Stated problem: Go through the entries below and retype them exactly, omitting each picture.

[START OF Record set]

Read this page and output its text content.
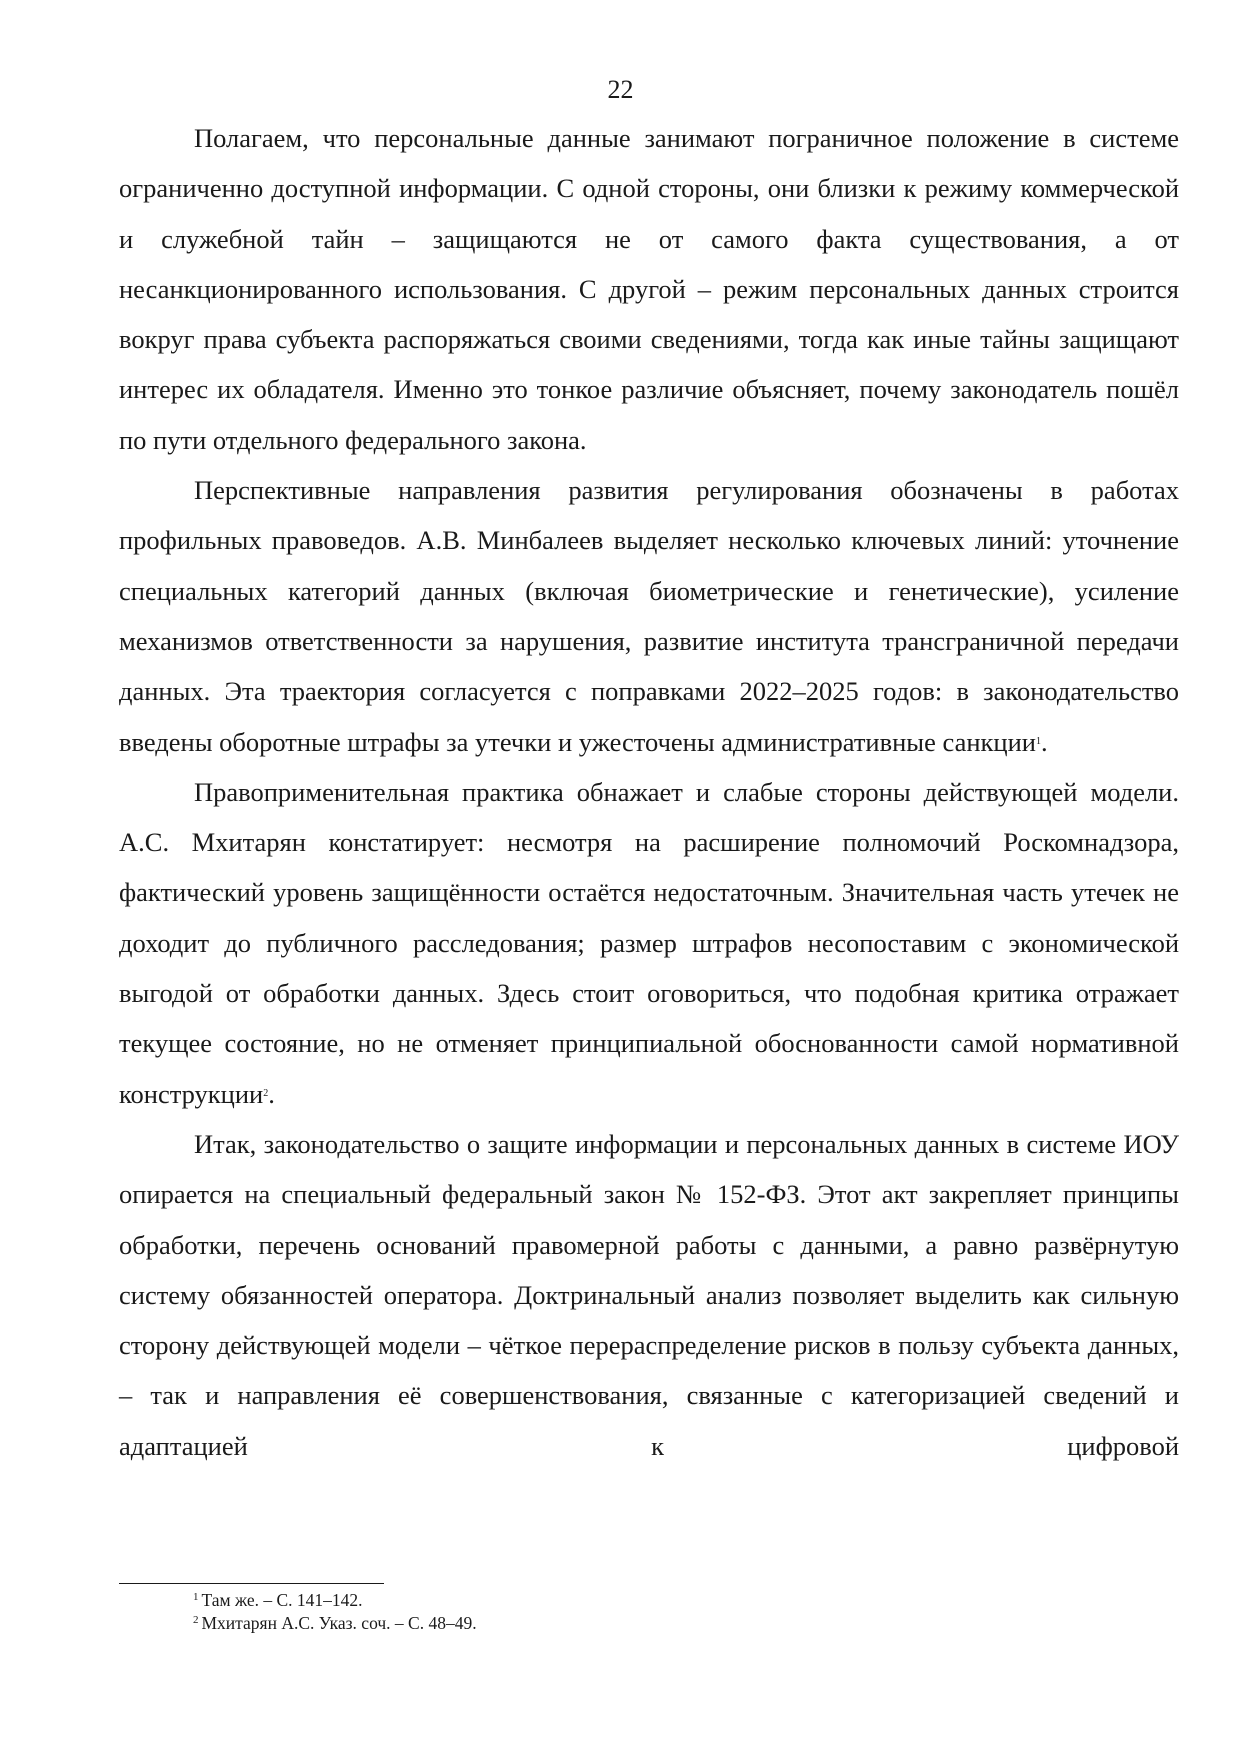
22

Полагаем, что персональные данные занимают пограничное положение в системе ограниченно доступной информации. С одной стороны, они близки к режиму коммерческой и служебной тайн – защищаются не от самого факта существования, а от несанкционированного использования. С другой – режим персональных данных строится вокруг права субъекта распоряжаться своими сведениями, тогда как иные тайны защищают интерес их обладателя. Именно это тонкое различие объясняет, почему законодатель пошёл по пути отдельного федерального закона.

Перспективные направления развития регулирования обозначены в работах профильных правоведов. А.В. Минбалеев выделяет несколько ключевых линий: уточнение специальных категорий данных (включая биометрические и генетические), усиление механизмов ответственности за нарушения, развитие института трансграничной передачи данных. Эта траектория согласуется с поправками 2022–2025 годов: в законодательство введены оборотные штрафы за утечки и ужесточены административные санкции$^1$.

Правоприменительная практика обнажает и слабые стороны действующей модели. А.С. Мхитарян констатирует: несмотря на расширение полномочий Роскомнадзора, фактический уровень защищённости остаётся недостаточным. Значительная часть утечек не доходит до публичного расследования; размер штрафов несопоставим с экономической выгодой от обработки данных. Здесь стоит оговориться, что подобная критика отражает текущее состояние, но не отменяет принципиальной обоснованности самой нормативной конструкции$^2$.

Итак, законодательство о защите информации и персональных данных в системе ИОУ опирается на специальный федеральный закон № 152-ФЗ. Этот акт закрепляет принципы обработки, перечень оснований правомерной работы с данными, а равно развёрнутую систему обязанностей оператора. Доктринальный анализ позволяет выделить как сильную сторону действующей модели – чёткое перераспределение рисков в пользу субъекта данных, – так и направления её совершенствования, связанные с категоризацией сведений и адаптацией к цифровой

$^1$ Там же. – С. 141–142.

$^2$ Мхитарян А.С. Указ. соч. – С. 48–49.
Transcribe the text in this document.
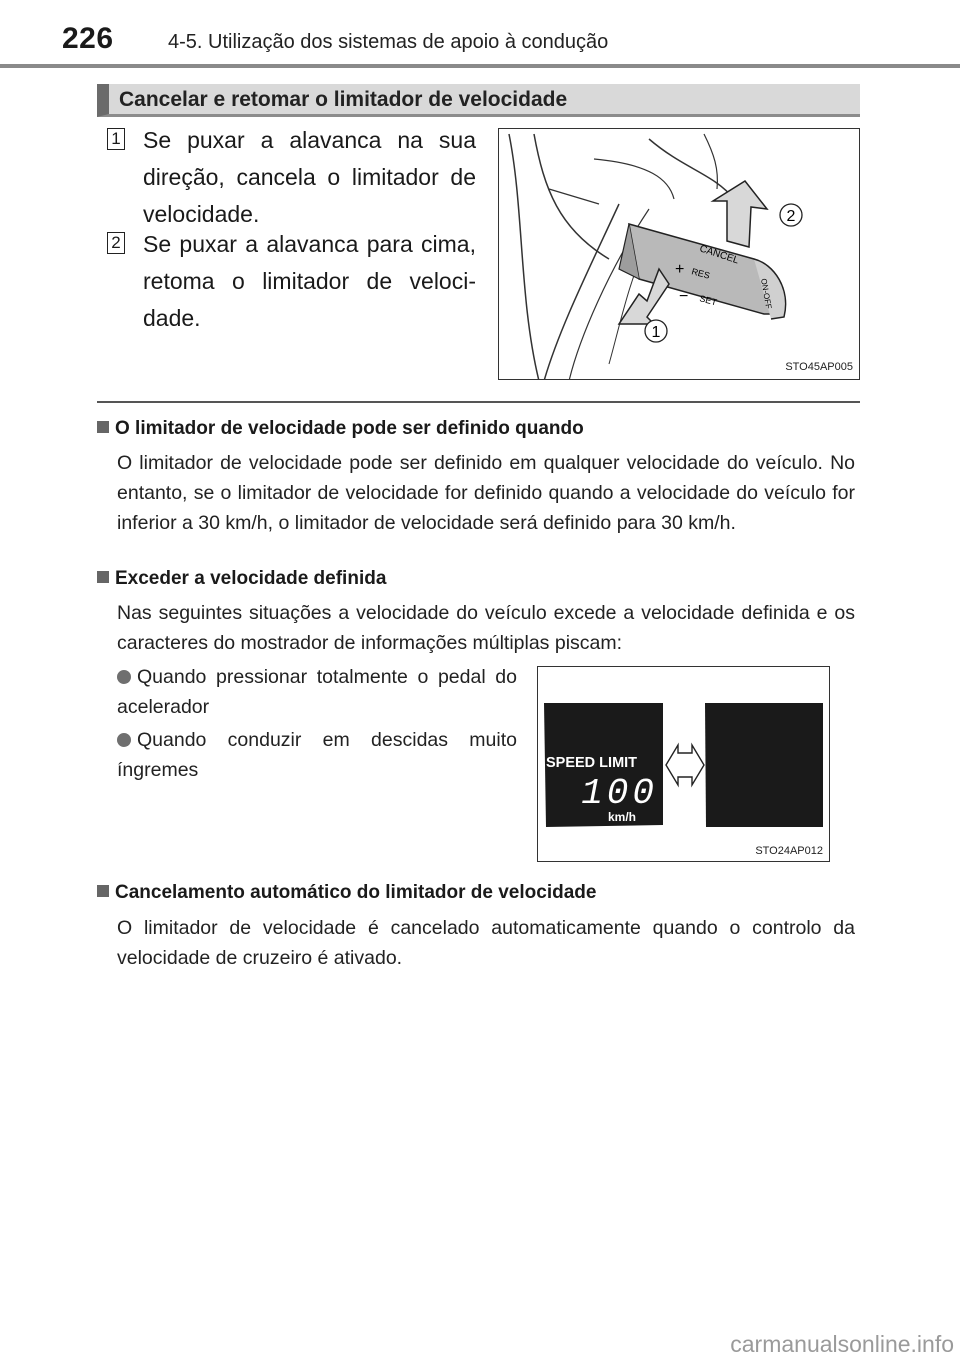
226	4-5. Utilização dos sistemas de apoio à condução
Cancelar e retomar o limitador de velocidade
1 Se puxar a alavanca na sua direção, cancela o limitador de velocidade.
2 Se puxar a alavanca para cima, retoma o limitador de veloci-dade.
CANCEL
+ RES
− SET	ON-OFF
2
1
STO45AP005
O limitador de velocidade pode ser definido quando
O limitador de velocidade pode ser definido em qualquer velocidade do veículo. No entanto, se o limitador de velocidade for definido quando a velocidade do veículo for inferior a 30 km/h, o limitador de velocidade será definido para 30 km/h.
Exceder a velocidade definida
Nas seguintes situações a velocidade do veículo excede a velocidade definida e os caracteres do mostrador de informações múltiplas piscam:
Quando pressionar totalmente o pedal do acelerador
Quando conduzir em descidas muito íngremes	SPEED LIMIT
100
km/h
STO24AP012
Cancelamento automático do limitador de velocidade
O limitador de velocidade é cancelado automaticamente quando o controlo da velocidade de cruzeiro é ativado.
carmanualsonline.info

[END OF Record set]

Result:
Read this page and output its text content.
22

Полагаем, что персональные данные занимают пограничное положение в системе ограниченно доступной информации. С одной стороны, они близки к режиму коммерческой и служебной тайн – защищаются не от самого факта существования, а от несанкционированного использования. С другой – режим персональных данных строится вокруг права субъекта распоряжаться своими сведениями, тогда как иные тайны защищают интерес их обладателя. Именно это тонкое различие объясняет, почему законодатель пошёл по пути отдельного федерального закона.

Перспективные направления развития регулирования обозначены в работах профильных правоведов. А.В. Минбалеев выделяет несколько ключевых линий: уточнение специальных категорий данных (включая биометрические и генетические), усиление механизмов ответственности за нарушения, развитие института трансграничной передачи данных. Эта траектория согласуется с поправками 2022–2025 годов: в законодательство введены оборотные штрафы за утечки и ужесточены административные санкции$^1$.

Правоприменительная практика обнажает и слабые стороны действующей модели. А.С. Мхитарян констатирует: несмотря на расширение полномочий Роскомнадзора, фактический уровень защищённости остаётся недостаточным. Значительная часть утечек не доходит до публичного расследования; размер штрафов несопоставим с экономической выгодой от обработки данных. Здесь стоит оговориться, что подобная критика отражает текущее состояние, но не отменяет принципиальной обоснованности самой нормативной конструкции$^2$.

Итак, законодательство о защите информации и персональных данных в системе ИОУ опирается на специальный федеральный закон № 152-ФЗ. Этот акт закрепляет принципы обработки, перечень оснований правомерной работы с данными, а равно развёрнутую систему обязанностей оператора. Доктринальный анализ позволяет выделить как сильную сторону действующей модели – чёткое перераспределение рисков в пользу субъекта данных, – так и направления её совершенствования, связанные с категоризацией сведений и адаптацией к цифровой

$^1$ Там же. – С. 141–142.

$^2$ Мхитарян А.С. Указ. соч. – С. 48–49.
Transcribe the text in this document.
226	4-5. Utilização dos sistemas de apoio à condução
Cancelar e retomar o limitador de velocidade
1 Se puxar a alavanca na sua direção, cancela o limitador de velocidade.
2 Se puxar a alavanca para cima, retoma o limitador de veloci-dade.
CANCEL
+ RES
− SET	ON-OFF
2
1
STO45AP005
O limitador de velocidade pode ser definido quando
O limitador de velocidade pode ser definido em qualquer velocidade do veículo. No entanto, se o limitador de velocidade for definido quando a velocidade do veículo for inferior a 30 km/h, o limitador de velocidade será definido para 30 km/h.
Exceder a velocidade definida
Nas seguintes situações a velocidade do veículo excede a velocidade definida e os caracteres do mostrador de informações múltiplas piscam:
Quando pressionar totalmente o pedal do acelerador
Quando conduzir em descidas muito íngremes	SPEED LIMIT
100
km/h
STO24AP012
Cancelamento automático do limitador de velocidade
O limitador de velocidade é cancelado automaticamente quando o controlo da velocidade de cruzeiro é ativado.
carmanualsonline.info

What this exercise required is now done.